#### WRITTEN INSTRUCTION:
Write the records below out again exactly as given, with no images.

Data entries
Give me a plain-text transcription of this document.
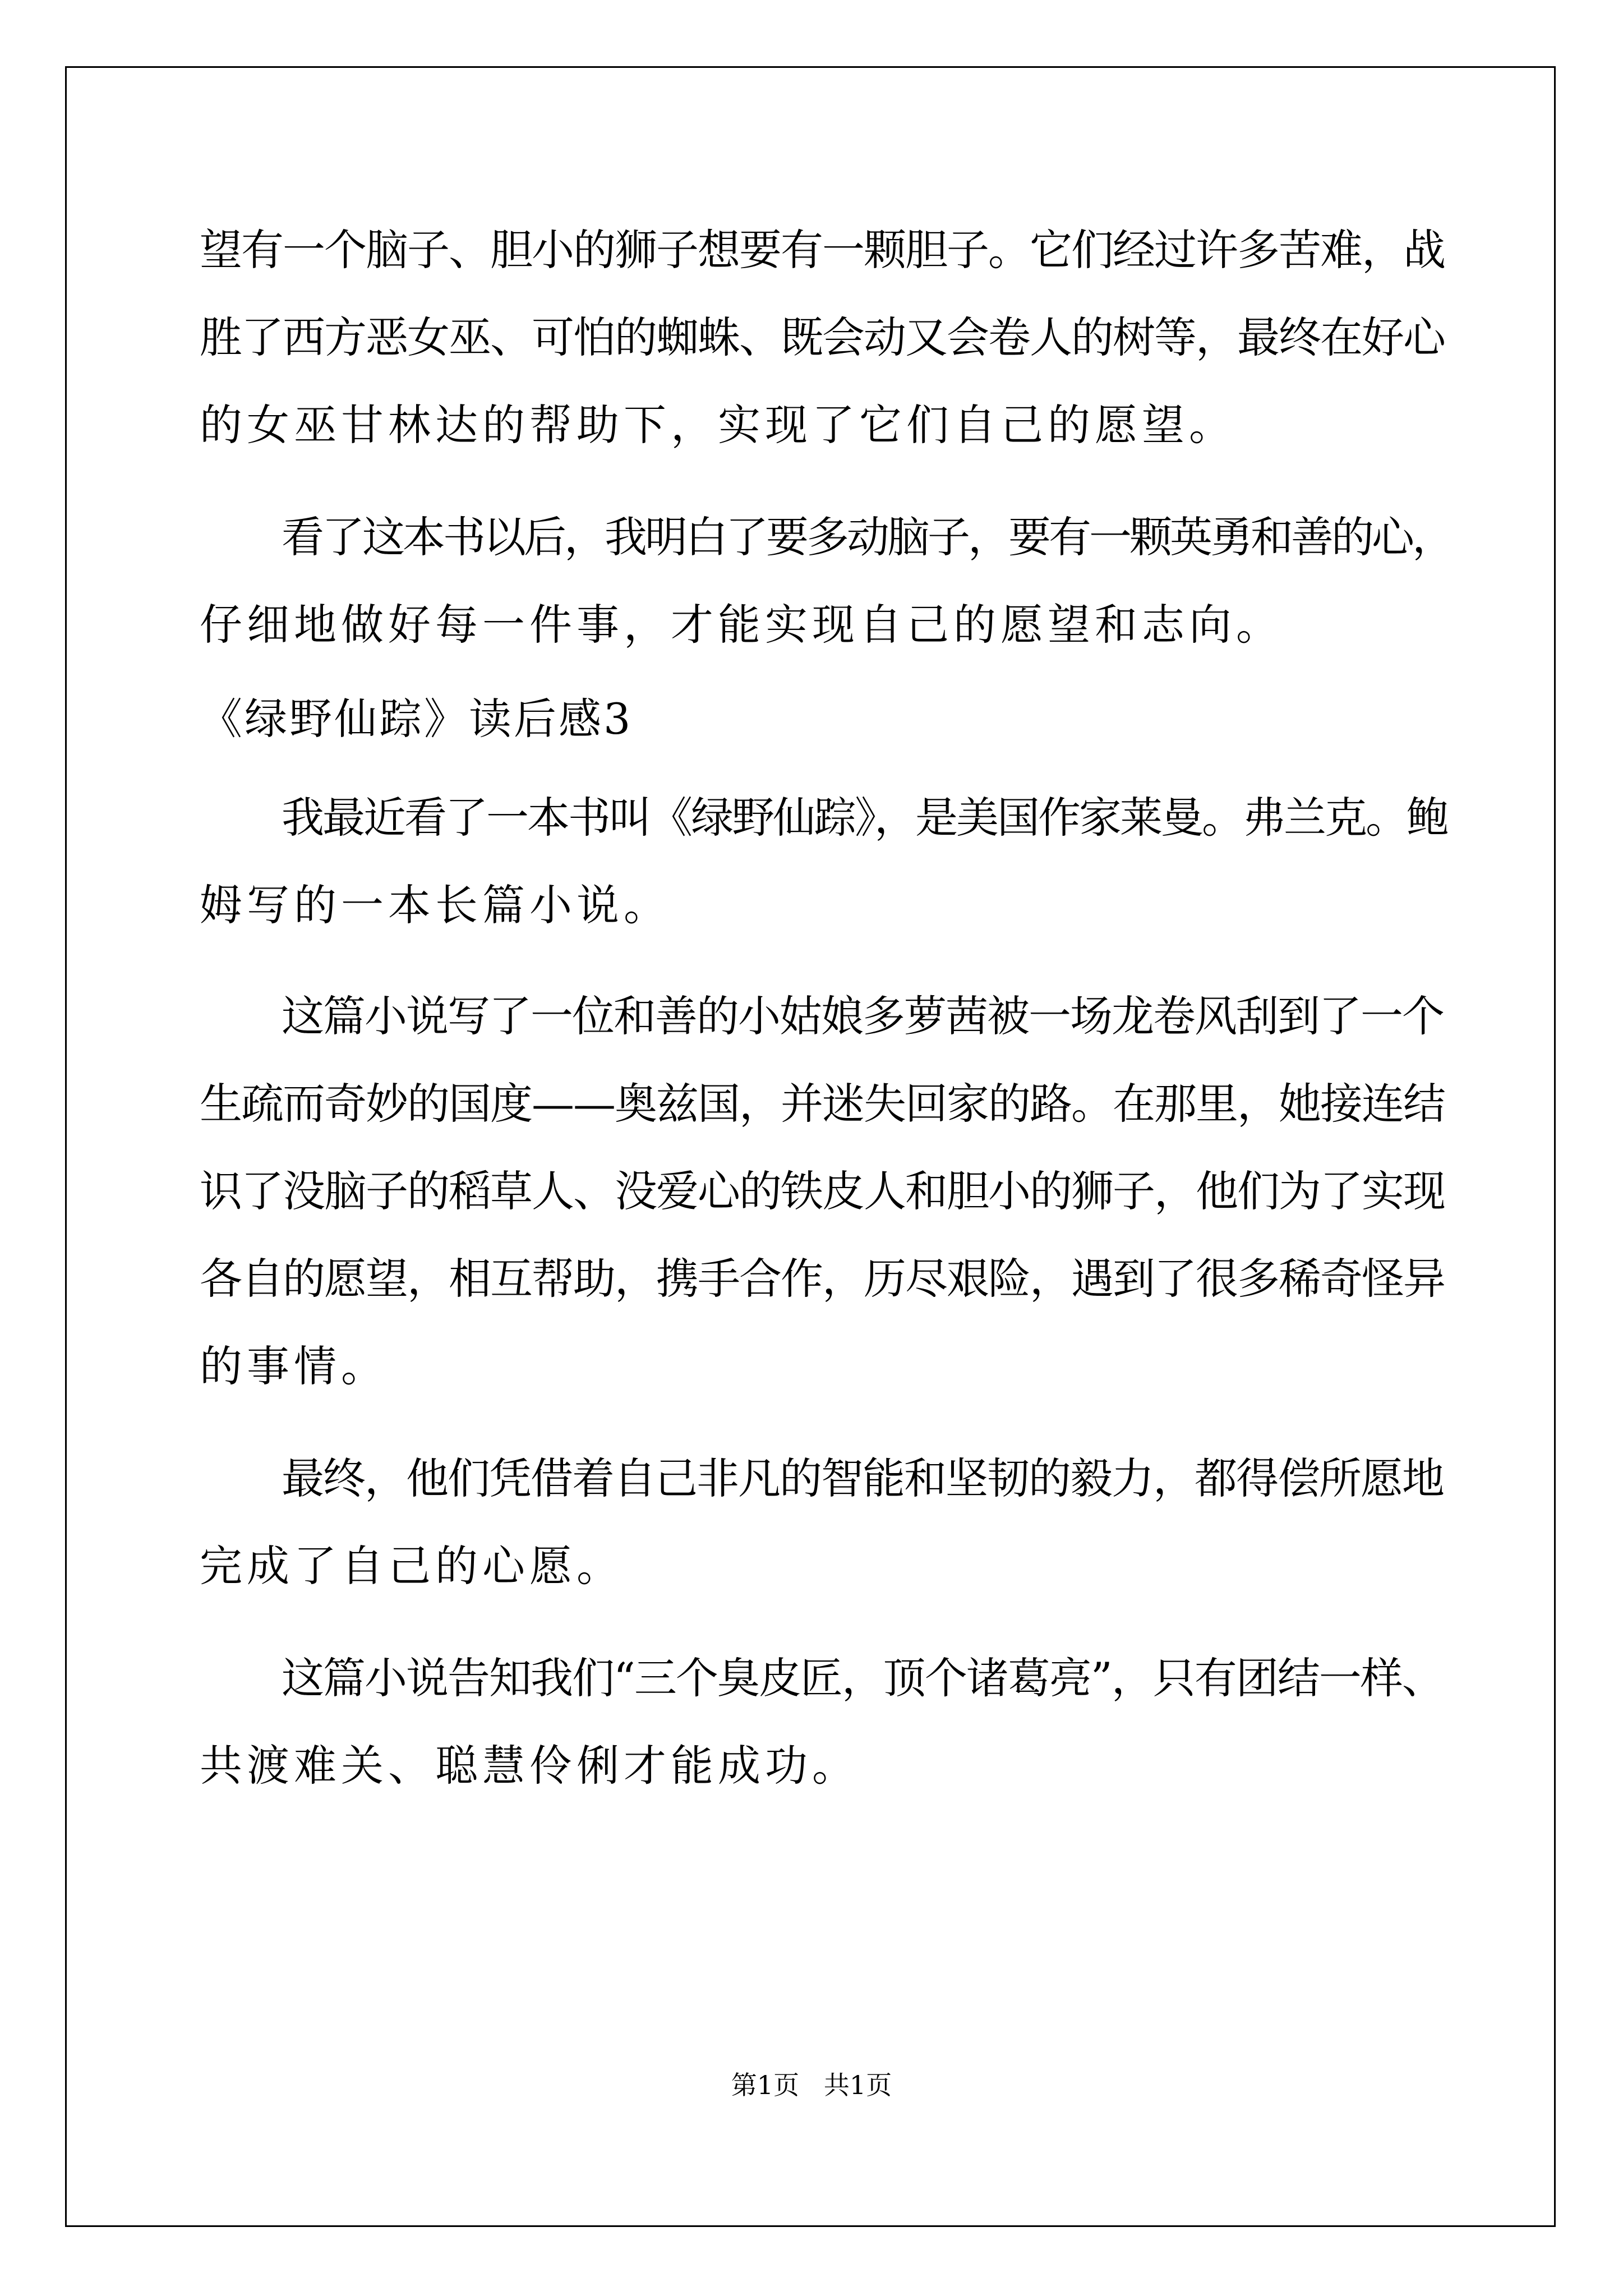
望有一个脑子、胆小的狮子想要有一颗胆子。它们经过许多苦难，战
胜了西方恶女巫、可怕的蜘蛛、既会动又会卷人的树等，最终在好心
的女巫甘林达的帮助下，实现了它们自己的愿望。
看了这本书以后，我明白了要多动脑子，要有一颗英勇和善的心，
仔细地做好每一件事，才能实现自己的愿望和志向。
《绿野仙踪》读后感3
我最近看了一本书叫《绿野仙踪》，是美国作家莱曼。弗兰克。鲍
姆写的一本长篇小说。
这篇小说写了一位和善的小姑娘多萝茜被一场龙卷风刮到了一个
生疏而奇妙的国度——奥兹国，并迷失回家的路。在那里，她接连结
识了没脑子的稻草人、没爱心的铁皮人和胆小的狮子，他们为了实现
各自的愿望，相互帮助，携手合作，历尽艰险，遇到了很多稀奇怪异
的事情。
最终，他们凭借着自己非凡的智能和坚韧的毅力，都得偿所愿地
完成了自己的心愿。
这篇小说告知我们“三个臭皮匠，顶个诸葛亮”，只有团结一样、
共渡难关、聪慧伶俐才能成功。
第1页   共1页
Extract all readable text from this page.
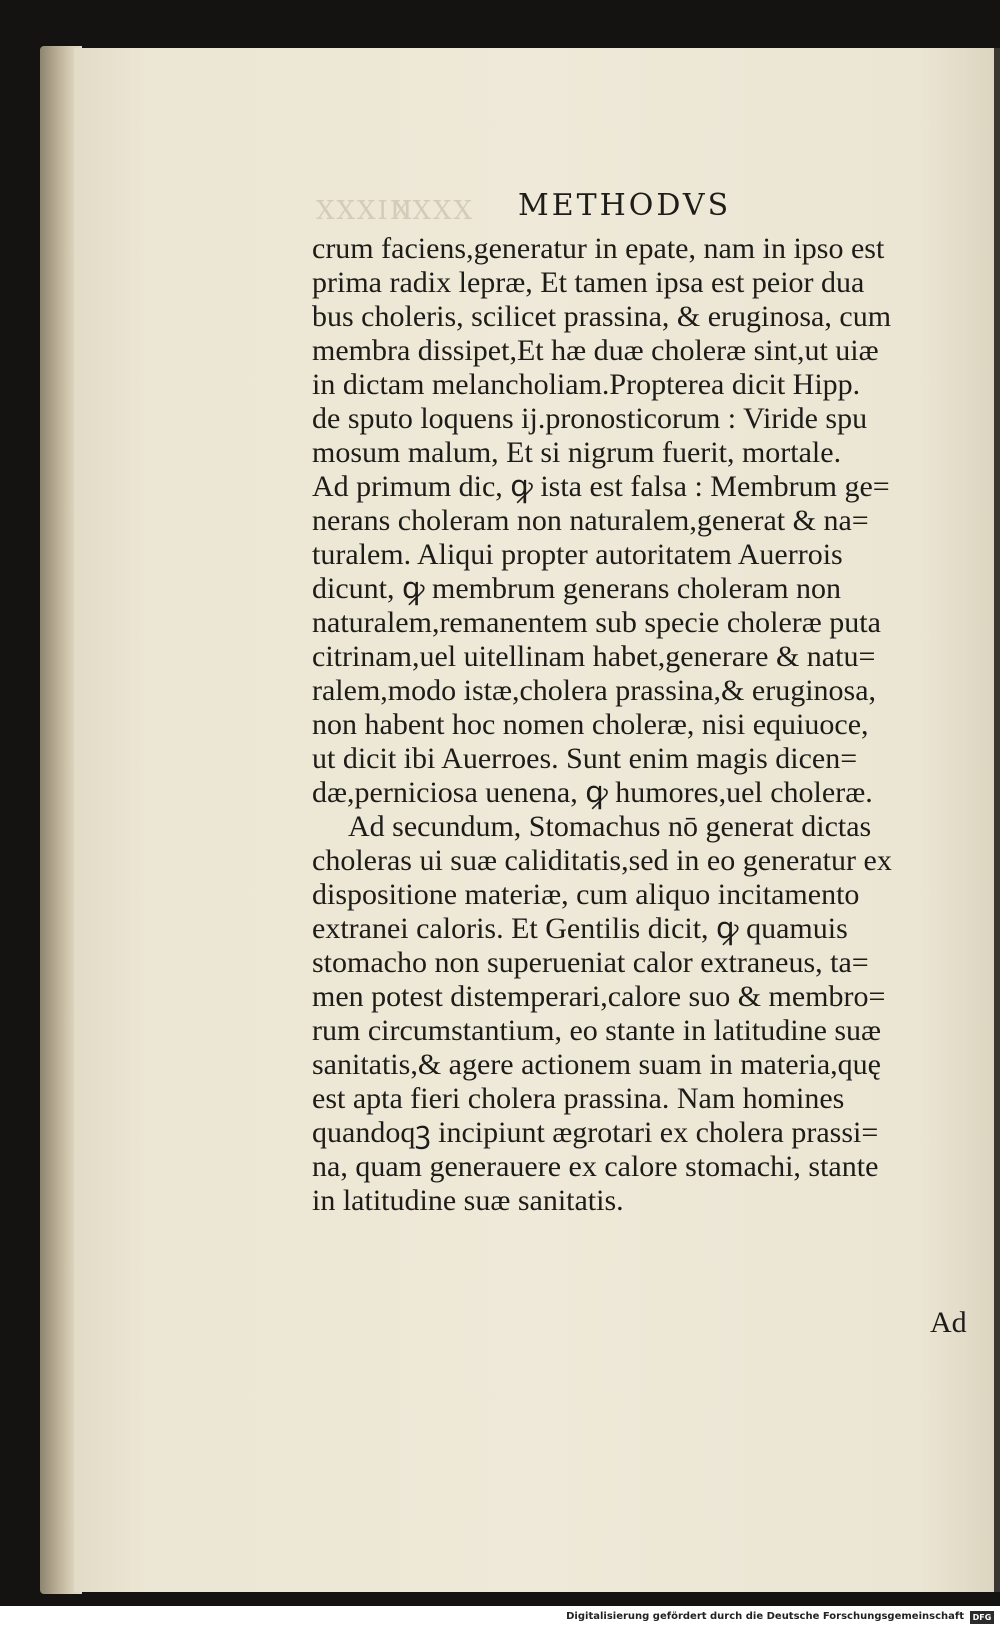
XXXIII
XXXX METHODVS
crum faciens,generatur in epate, nam in ipso est
prima radix lepræ, Et tamen ipsa est peior dua
bus choleris, scilicet prassina, & eruginosa, cum
membra dissipet,Et hæ duæ choleræ sint,ut uiæ
in dictam melancholiam.Propterea dicit Hipp.
de sputo loquens ij.pronosticorum : Viride spu
mosum malum, Et si nigrum fuerit, mortale.
Ad primum dic, ꝙ ista est falsa : Membrum ge=
nerans choleram non naturalem,generat & na=
turalem. Aliqui propter autoritatem Auerrois
dicunt, ꝙ membrum generans choleram non
naturalem,remanentem sub specie choleræ puta
citrinam,uel uitellinam habet,generare & natu=
ralem,modo istæ,cholera prassina,& eruginosa,
non habent hoc nomen choleræ, nisi equiuoce,
ut dicit ibi Auerroes. Sunt enim magis dicen=
dæ,perniciosa uenena, ꝙ humores,uel choleræ.
Ad secundum, Stomachus nō generat dictas
choleras ui suæ caliditatis,sed in eo generatur ex
dispositione materiæ, cum aliquo incitamento
extranei caloris. Et Gentilis dicit, ꝙ quamuis
stomacho non superueniat calor extraneus, ta=
men potest distemperari,calore suo & membro=
rum circumstantium, eo stante in latitudine suæ
sanitatis,& agere actionem suam in materia,quę
est apta fieri cholera prassina. Nam homines
quandoqꝫ incipiunt ægrotari ex cholera prassi=
na, quam generauere ex calore stomachi, stante
in latitudine suæ sanitatis.
Ad
Digitalisierung gefördert durch die Deutsche Forschungsgemeinschaft	DFG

#### ANSWER FOR THIS EXERCISE:
Give me a plain-text transcription of this document.
望有一个脑子、胆小的狮子想要有一颗胆子。它们经过许多苦难，战
胜了西方恶女巫、可怕的蜘蛛、既会动又会卷人的树等，最终在好心
的女巫甘林达的帮助下，实现了它们自己的愿望。
看了这本书以后，我明白了要多动脑子，要有一颗英勇和善的心，
仔细地做好每一件事，才能实现自己的愿望和志向。
《绿野仙踪》读后感3
我最近看了一本书叫《绿野仙踪》，是美国作家莱曼。弗兰克。鲍
姆写的一本长篇小说。
这篇小说写了一位和善的小姑娘多萝茜被一场龙卷风刮到了一个
生疏而奇妙的国度——奥兹国，并迷失回家的路。在那里，她接连结
识了没脑子的稻草人、没爱心的铁皮人和胆小的狮子，他们为了实现
各自的愿望，相互帮助，携手合作，历尽艰险，遇到了很多稀奇怪异
的事情。
最终，他们凭借着自己非凡的智能和坚韧的毅力，都得偿所愿地
完成了自己的心愿。
这篇小说告知我们“三个臭皮匠，顶个诸葛亮”，只有团结一样、
共渡难关、聪慧伶俐才能成功。
第1页   共1页
Extract all readable text from this page.
XXXIII
XXXX METHODVS
crum faciens,generatur in epate, nam in ipso est
prima radix lepræ, Et tamen ipsa est peior dua
bus choleris, scilicet prassina, & eruginosa, cum
membra dissipet,Et hæ duæ choleræ sint,ut uiæ
in dictam melancholiam.Propterea dicit Hipp.
de sputo loquens ij.pronosticorum : Viride spu
mosum malum, Et si nigrum fuerit, mortale.
Ad primum dic, ꝙ ista est falsa : Membrum ge=
nerans choleram non naturalem,generat & na=
turalem. Aliqui propter autoritatem Auerrois
dicunt, ꝙ membrum generans choleram non
naturalem,remanentem sub specie choleræ puta
citrinam,uel uitellinam habet,generare & natu=
ralem,modo istæ,cholera prassina,& eruginosa,
non habent hoc nomen choleræ, nisi equiuoce,
ut dicit ibi Auerroes. Sunt enim magis dicen=
dæ,perniciosa uenena, ꝙ humores,uel choleræ.
Ad secundum, Stomachus nō generat dictas
choleras ui suæ caliditatis,sed in eo generatur ex
dispositione materiæ, cum aliquo incitamento
extranei caloris. Et Gentilis dicit, ꝙ quamuis
stomacho non superueniat calor extraneus, ta=
men potest distemperari,calore suo & membro=
rum circumstantium, eo stante in latitudine suæ
sanitatis,& agere actionem suam in materia,quę
est apta fieri cholera prassina. Nam homines
quandoqꝫ incipiunt ægrotari ex cholera prassi=
na, quam generauere ex calore stomachi, stante
in latitudine suæ sanitatis.
Ad
Digitalisierung gefördert durch die Deutsche Forschungsgemeinschaft	DFG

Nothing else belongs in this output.